◆ **Problem statement**
In the records that follow, locate every line with "todettu" and extract it.

◆ **Provided data**
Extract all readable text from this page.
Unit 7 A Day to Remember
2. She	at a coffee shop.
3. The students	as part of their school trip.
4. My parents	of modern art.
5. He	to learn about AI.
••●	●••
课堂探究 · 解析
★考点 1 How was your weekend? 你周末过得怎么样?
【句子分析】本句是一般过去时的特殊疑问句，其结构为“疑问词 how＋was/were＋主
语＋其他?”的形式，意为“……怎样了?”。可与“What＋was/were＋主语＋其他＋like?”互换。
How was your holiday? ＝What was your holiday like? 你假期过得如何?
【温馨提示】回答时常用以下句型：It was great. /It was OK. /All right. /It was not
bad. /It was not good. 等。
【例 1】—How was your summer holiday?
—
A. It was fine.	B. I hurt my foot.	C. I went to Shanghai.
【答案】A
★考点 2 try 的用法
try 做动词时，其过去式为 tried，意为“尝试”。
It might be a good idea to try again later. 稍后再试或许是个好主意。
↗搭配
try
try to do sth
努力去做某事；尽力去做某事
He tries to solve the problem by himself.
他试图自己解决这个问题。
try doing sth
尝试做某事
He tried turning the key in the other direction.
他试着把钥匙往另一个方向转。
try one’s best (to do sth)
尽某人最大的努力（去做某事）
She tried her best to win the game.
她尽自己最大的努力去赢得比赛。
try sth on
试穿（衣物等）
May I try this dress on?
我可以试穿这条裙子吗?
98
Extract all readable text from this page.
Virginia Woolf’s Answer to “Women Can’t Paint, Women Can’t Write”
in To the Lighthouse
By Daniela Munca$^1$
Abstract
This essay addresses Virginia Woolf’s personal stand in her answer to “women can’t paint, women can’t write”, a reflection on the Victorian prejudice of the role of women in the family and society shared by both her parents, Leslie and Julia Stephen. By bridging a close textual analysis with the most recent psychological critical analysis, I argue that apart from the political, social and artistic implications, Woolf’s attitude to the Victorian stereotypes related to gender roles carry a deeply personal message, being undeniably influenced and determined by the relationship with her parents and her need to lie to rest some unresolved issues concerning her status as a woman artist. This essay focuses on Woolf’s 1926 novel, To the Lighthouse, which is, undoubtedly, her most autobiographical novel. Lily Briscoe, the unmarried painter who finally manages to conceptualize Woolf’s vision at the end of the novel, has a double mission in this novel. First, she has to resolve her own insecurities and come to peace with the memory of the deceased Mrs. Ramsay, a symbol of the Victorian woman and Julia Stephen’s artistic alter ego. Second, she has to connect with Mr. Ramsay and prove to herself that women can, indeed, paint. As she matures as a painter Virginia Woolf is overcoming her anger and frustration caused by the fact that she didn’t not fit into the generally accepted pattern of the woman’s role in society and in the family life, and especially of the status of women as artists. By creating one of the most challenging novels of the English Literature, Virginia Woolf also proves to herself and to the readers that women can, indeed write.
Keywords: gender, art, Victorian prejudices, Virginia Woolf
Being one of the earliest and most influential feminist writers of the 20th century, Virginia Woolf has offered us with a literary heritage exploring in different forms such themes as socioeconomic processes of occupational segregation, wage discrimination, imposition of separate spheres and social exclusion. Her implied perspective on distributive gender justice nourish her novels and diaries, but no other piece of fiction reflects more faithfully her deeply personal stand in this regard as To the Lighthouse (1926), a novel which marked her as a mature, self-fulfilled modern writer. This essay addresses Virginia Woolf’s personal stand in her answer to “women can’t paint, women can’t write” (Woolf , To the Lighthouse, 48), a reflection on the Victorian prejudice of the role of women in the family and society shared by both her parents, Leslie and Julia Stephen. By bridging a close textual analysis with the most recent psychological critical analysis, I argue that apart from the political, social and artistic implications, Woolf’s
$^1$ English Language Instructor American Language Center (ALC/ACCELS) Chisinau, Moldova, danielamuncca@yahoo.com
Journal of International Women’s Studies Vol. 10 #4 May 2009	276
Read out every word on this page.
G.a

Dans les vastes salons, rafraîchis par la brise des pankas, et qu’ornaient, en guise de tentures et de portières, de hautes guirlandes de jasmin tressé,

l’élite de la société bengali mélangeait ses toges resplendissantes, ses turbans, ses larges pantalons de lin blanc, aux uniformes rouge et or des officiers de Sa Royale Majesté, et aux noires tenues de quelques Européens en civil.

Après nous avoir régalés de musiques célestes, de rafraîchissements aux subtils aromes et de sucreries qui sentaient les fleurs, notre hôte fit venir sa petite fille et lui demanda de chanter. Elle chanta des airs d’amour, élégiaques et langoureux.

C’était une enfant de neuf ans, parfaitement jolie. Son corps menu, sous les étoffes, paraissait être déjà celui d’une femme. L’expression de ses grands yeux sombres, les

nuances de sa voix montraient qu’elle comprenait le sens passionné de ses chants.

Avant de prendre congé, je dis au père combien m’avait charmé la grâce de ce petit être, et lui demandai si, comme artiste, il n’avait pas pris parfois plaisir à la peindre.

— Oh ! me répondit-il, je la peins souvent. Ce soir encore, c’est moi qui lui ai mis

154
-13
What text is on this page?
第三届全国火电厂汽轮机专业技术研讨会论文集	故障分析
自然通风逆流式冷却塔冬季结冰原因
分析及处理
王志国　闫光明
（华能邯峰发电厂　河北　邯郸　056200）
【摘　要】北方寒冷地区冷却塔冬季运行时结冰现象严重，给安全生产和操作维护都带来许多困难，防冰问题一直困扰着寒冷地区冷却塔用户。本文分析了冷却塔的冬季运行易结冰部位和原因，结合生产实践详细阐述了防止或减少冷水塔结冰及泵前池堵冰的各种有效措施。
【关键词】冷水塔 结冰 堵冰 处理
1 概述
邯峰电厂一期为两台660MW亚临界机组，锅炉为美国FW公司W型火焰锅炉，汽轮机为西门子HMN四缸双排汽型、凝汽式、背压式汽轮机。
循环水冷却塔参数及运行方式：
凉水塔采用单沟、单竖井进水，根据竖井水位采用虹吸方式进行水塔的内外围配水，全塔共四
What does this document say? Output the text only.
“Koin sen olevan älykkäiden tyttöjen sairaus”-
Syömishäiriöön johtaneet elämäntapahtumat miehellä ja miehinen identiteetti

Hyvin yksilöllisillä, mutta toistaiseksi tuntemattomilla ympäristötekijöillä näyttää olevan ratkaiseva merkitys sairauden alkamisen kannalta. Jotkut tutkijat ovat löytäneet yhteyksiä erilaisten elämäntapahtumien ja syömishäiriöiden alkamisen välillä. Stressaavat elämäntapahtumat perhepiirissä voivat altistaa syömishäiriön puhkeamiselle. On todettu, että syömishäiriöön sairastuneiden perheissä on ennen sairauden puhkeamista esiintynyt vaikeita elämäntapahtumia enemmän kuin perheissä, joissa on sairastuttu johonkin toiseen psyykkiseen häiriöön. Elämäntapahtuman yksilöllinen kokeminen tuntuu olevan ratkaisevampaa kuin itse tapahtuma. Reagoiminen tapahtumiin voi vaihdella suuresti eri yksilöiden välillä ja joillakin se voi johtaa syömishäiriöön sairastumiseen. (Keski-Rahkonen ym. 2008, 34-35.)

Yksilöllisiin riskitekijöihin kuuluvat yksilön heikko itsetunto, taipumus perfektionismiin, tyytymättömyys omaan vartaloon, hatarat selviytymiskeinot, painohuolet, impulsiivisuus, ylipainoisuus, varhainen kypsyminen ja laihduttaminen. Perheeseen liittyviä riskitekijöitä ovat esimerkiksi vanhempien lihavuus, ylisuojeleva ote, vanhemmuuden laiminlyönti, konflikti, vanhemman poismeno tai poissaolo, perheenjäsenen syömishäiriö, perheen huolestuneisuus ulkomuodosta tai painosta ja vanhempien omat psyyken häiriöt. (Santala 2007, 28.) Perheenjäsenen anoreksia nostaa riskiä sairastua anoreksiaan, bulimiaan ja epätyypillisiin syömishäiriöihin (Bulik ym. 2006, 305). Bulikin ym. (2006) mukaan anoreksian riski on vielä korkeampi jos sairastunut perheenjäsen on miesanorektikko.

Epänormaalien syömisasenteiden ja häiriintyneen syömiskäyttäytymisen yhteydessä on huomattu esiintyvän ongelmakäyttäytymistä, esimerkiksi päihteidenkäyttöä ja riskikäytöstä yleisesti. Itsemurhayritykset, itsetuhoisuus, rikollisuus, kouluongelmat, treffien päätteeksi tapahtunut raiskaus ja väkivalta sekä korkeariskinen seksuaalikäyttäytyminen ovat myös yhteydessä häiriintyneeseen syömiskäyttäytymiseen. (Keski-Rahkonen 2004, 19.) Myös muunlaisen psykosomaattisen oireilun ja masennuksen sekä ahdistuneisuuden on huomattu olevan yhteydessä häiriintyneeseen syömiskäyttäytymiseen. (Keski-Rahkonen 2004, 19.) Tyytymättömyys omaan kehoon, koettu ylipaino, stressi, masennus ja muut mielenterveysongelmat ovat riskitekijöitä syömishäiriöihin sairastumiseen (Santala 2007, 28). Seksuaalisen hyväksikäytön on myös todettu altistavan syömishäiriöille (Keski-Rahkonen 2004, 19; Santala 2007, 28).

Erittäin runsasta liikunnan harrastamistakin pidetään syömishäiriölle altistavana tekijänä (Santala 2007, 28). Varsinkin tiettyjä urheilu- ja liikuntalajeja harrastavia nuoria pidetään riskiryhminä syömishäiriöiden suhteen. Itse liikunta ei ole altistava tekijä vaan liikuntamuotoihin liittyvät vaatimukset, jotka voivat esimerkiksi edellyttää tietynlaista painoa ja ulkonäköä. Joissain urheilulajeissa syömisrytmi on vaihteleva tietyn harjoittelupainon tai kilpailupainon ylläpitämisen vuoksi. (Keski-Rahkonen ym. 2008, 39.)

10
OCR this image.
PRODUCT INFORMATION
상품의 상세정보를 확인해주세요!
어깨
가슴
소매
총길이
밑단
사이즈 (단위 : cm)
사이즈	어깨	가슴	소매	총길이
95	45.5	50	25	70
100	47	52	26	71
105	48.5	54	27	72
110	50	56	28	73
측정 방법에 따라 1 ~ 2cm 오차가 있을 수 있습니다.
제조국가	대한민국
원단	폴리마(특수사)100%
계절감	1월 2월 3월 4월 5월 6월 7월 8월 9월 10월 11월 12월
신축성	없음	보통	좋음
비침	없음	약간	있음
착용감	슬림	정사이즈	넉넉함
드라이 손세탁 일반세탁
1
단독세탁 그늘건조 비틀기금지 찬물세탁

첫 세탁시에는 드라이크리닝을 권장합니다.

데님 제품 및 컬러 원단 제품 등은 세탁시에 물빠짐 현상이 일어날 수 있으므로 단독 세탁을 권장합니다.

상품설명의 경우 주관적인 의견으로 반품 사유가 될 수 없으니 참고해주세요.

◆ **Exercise result**
Hyvin yksilöllisillä, mutta toistaiseksi tuntemattomilla ympäristötekijöillä näyttää olevan ratkaiseva merkitys sairauden alkamisen kannalta. Jotkut tutkijat ovat löytäneet yhteyksiä erilaisten elämäntapahtumien ja syömishäiriöiden alkamisen välillä. Stressaavat elämäntapahtumat perhepiirissä voivat altistaa syömishäiriön puhkeamiselle. On todettu, että syömishäiriöön sairastuneiden perheissä on ennen sairauden puhkeamista esiintynyt vaikeita elämäntapahtumia enemmän kuin perheissä, joissa on sairastuttu johonkin toiseen psyykkiseen häiriöön. Elämäntapahtuman yksilöllinen kokeminen tuntuu olevan ratkaisevampaa kuin itse tapahtuma. Reagoiminen tapahtumiin voi vaihdella suuresti eri yksilöiden välillä ja joillakin se voi johtaa syömishäiriöön sairastumiseen. (Keski-Rahkonen ym. 2008, 34-35.)
Epänormaalien syömisasenteiden ja häiriintyneen syömiskäyttäytymisen yhteydessä on huomattu esiintyvän ongelmakäyttäytymistä, esimerkiksi päihteidenkäyttöä ja riskikäytöstä yleisesti. Itsemurhayritykset, itsetuhoisuus, rikollisuus, kouluongelmat, treffien päätteeksi tapahtunut raiskaus ja väkivalta sekä korkeariskinen seksuaalikäyttäytyminen ovat myös yhteydessä häiriintyneeseen syömiskäyttäytymiseen. (Keski-Rahkonen 2004, 19.) Myös muunlaisen psykosomaattisen oireilun ja masennuksen sekä ahdistuneisuuden on huomattu olevan yhteydessä häiriintyneeseen syömiskäyttäytymiseen. (Keski-Rahkonen 2004, 19.) Tyytymättömyys omaan kehoon, koettu ylipaino, stressi, masennus ja muut mielenterveysongelmat ovat riskitekijöitä syömishäiriöihin sairastumiseen (Santala 2007, 28). Seksuaalisen hyväksikäytön on myös todettu altistavan syömishäiriöille (Keski-Rahkonen 2004, 19; Santala 2007, 28).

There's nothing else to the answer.